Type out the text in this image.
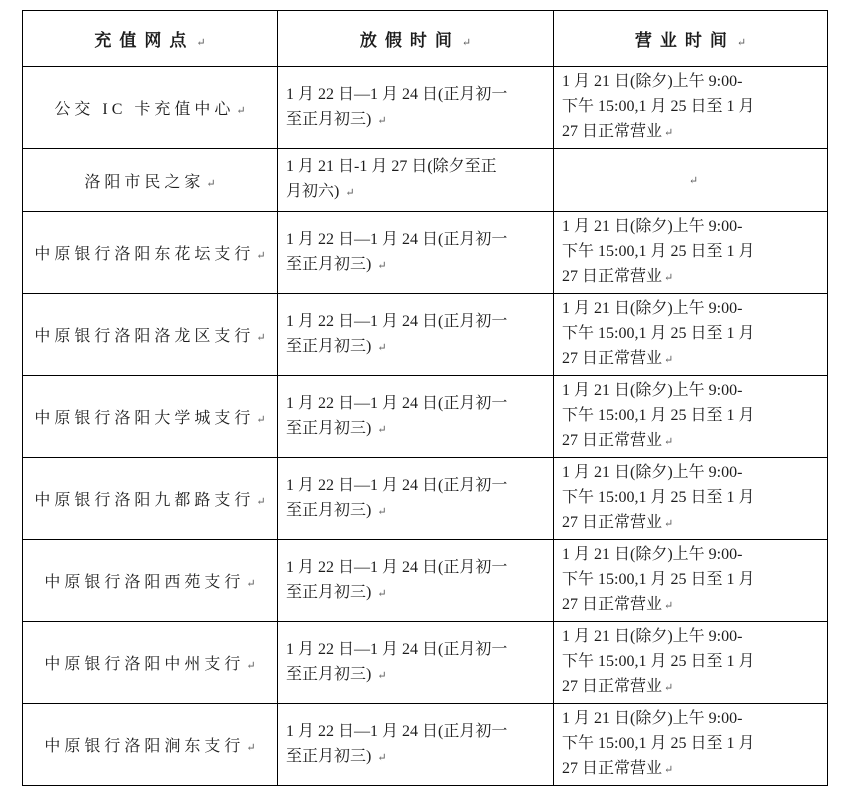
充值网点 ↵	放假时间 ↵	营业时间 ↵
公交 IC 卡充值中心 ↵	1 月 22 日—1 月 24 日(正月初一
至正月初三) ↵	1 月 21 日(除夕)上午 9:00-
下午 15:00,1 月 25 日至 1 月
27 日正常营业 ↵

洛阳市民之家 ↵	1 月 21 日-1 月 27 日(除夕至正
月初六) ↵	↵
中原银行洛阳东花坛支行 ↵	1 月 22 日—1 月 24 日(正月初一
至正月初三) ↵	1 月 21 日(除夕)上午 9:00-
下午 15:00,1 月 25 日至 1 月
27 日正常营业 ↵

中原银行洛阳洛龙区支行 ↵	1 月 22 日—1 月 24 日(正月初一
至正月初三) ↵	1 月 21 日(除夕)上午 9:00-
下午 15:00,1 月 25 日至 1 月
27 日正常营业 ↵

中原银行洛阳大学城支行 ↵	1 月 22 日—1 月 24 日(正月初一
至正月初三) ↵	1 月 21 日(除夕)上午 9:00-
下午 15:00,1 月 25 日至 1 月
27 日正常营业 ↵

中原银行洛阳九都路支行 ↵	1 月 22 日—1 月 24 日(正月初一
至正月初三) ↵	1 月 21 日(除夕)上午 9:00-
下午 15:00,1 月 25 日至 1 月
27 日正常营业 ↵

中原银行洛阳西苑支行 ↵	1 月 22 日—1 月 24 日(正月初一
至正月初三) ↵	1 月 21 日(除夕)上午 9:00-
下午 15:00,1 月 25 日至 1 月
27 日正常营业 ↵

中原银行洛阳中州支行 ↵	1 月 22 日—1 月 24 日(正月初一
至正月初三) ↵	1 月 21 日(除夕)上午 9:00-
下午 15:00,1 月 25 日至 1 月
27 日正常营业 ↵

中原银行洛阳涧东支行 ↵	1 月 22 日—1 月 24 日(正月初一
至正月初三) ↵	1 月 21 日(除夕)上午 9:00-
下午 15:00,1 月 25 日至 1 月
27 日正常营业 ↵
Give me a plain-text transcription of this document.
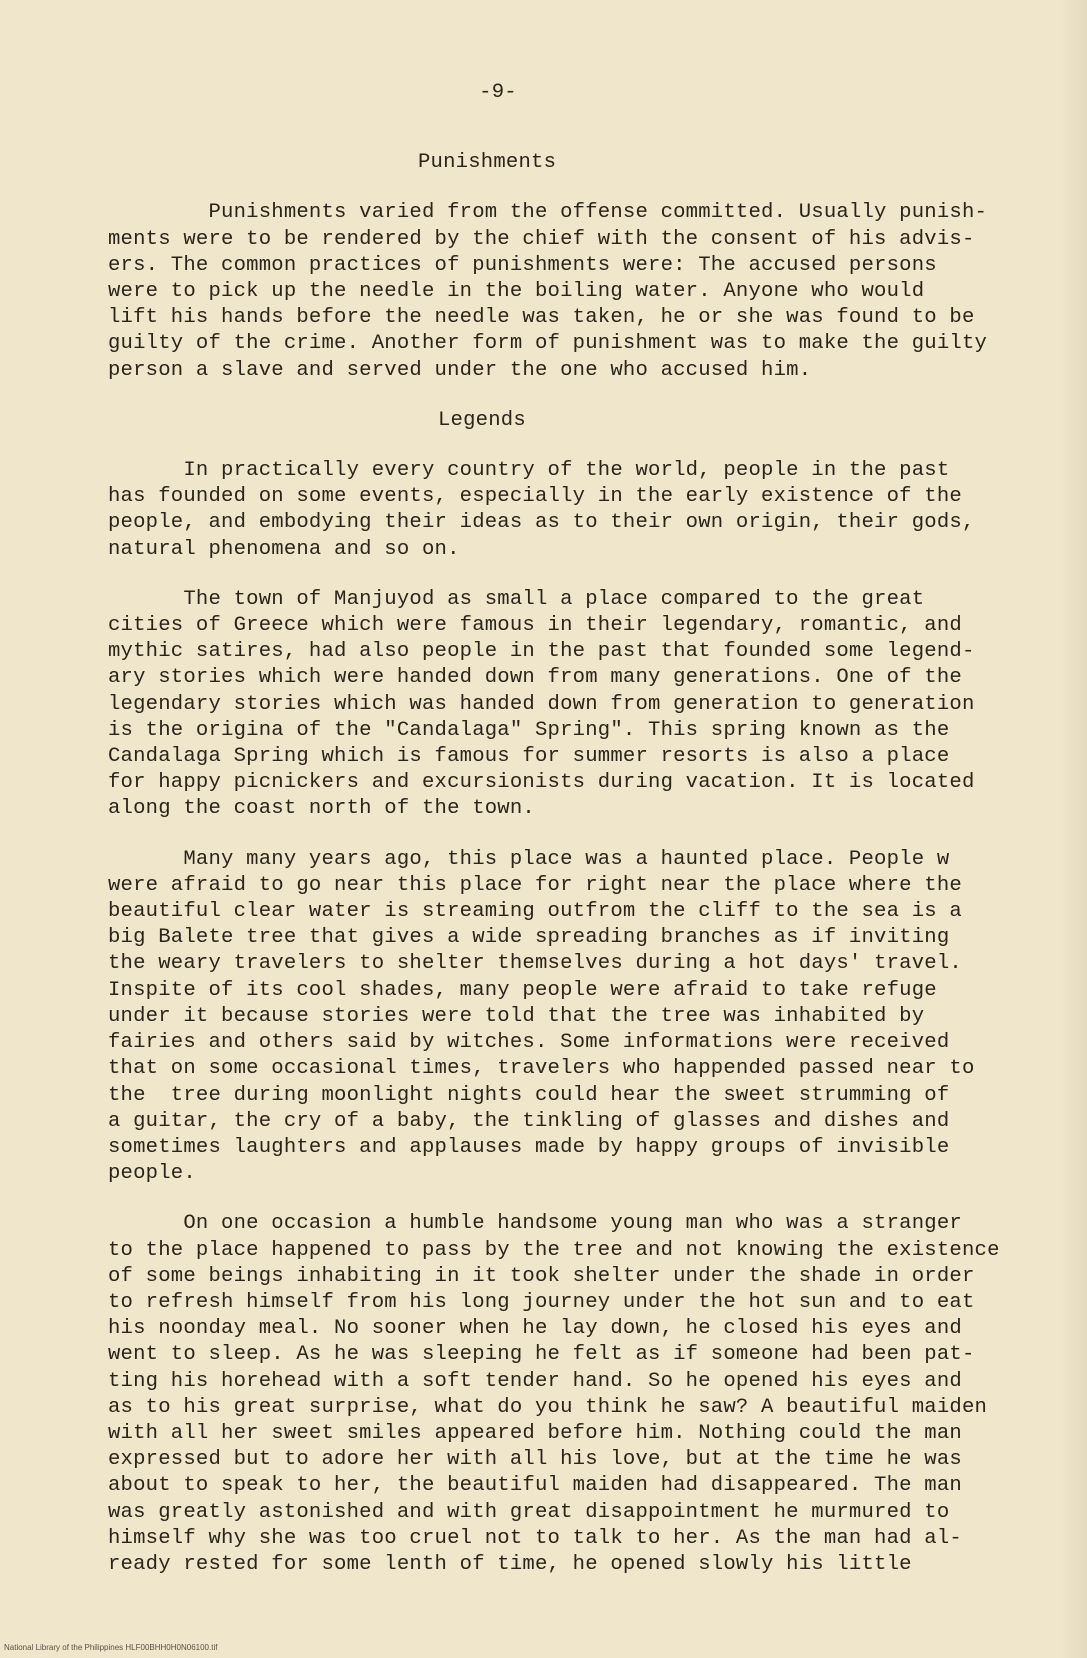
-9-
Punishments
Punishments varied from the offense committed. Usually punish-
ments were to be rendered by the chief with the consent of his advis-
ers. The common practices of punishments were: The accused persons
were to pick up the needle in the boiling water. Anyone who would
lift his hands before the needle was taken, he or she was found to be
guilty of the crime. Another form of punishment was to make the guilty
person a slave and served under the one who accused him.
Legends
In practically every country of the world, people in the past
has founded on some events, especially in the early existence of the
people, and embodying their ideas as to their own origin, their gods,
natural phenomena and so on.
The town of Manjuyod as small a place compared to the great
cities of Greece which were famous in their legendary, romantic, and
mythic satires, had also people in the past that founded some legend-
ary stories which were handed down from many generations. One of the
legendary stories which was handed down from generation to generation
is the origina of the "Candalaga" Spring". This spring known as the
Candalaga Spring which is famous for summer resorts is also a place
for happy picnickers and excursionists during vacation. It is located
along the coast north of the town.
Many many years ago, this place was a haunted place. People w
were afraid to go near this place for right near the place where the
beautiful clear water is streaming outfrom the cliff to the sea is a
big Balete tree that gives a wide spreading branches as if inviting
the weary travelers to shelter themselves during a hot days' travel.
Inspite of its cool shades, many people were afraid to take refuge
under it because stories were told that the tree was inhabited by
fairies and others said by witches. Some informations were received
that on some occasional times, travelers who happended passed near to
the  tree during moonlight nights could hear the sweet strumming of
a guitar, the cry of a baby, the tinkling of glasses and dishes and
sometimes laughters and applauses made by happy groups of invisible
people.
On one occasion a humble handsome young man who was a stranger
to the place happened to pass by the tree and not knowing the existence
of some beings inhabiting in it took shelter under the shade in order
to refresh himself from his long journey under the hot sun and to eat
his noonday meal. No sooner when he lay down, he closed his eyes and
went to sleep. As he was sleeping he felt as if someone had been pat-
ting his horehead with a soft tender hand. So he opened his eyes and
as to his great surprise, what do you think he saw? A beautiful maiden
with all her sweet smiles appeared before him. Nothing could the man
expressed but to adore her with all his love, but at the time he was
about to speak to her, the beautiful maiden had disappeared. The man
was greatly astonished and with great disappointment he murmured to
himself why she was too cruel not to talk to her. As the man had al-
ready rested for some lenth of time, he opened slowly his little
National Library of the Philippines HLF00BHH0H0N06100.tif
...
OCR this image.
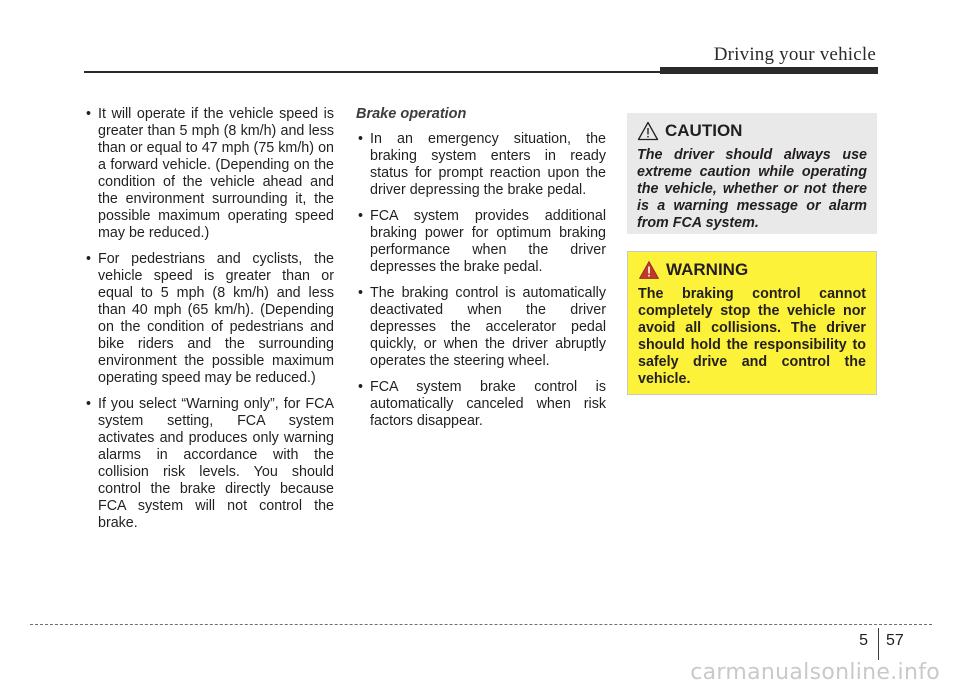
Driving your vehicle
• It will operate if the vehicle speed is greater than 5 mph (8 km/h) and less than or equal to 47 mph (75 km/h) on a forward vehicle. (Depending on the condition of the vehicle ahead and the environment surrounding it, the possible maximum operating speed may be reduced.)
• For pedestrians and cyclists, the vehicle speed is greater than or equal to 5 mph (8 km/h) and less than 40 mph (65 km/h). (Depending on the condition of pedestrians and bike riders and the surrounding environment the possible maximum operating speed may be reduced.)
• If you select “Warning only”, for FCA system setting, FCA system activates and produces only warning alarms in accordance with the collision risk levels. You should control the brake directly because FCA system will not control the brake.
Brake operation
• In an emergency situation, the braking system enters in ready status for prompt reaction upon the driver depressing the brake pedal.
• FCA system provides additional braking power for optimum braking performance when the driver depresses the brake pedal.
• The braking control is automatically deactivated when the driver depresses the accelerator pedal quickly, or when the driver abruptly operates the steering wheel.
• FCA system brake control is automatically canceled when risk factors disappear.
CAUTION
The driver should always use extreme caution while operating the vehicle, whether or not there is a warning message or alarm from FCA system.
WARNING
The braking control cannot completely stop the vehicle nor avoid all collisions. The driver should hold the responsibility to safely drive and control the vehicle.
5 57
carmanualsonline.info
==
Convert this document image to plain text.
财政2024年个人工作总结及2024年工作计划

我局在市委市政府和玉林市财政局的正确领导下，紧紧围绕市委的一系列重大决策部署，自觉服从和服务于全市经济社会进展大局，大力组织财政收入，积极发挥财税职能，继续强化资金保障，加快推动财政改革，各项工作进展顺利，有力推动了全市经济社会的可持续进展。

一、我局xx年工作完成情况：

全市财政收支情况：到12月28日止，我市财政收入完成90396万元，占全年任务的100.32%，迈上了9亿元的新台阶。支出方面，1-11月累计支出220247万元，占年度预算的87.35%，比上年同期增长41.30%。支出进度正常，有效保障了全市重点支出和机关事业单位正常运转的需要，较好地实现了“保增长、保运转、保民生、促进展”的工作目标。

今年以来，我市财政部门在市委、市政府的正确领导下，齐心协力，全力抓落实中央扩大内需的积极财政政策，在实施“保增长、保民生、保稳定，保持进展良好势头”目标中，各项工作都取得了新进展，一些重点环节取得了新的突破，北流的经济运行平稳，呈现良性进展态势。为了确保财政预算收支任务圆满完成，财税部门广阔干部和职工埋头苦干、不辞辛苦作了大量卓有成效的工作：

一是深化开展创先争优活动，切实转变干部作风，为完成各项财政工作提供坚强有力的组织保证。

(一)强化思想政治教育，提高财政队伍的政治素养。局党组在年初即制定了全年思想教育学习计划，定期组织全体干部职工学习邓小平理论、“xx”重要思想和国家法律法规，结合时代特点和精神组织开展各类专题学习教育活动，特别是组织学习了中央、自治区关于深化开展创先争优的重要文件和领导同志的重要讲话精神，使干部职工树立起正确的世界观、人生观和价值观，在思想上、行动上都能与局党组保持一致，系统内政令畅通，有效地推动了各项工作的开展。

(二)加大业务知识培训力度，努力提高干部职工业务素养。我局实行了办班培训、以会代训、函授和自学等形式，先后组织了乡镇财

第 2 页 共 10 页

● WORK TO COMPLETE
Select every line of the material above holding the word "handed" and copy it.

● WRITTEN RESPONSE
ary stories which were handed down from many generations. One of the
legendary stories which was handed down from generation to generation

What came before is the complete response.